[EXERCISE]
Find every line below that contains the word "icon" and copy it out.

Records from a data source
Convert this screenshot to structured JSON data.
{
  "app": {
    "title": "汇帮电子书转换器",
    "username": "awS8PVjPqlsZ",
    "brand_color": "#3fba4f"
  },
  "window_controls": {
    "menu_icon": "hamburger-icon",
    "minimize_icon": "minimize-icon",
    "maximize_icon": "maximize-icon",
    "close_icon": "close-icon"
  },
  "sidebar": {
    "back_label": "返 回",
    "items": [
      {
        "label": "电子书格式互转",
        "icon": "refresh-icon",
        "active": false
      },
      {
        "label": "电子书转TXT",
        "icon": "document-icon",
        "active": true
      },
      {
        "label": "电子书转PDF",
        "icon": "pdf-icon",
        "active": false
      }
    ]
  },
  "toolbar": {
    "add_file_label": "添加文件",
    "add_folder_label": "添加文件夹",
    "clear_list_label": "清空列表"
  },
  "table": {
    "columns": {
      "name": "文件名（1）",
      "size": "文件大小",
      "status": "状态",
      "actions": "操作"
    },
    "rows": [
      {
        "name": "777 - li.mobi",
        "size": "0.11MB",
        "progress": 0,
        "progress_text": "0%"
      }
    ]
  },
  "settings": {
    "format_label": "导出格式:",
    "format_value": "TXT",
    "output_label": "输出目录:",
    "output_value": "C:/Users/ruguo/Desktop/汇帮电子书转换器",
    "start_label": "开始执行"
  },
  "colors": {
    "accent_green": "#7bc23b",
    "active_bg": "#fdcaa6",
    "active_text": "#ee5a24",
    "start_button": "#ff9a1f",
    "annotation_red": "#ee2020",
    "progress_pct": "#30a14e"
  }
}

[REPLY TO THE EXERCISE]
    "menu_icon": "hamburger-icon",
    "minimize_icon": "minimize-icon",
    "maximize_icon": "maximize-icon",
    "close_icon": "close-icon"
        "icon": "refresh-icon",
        "icon": "document-icon",
        "icon": "pdf-icon",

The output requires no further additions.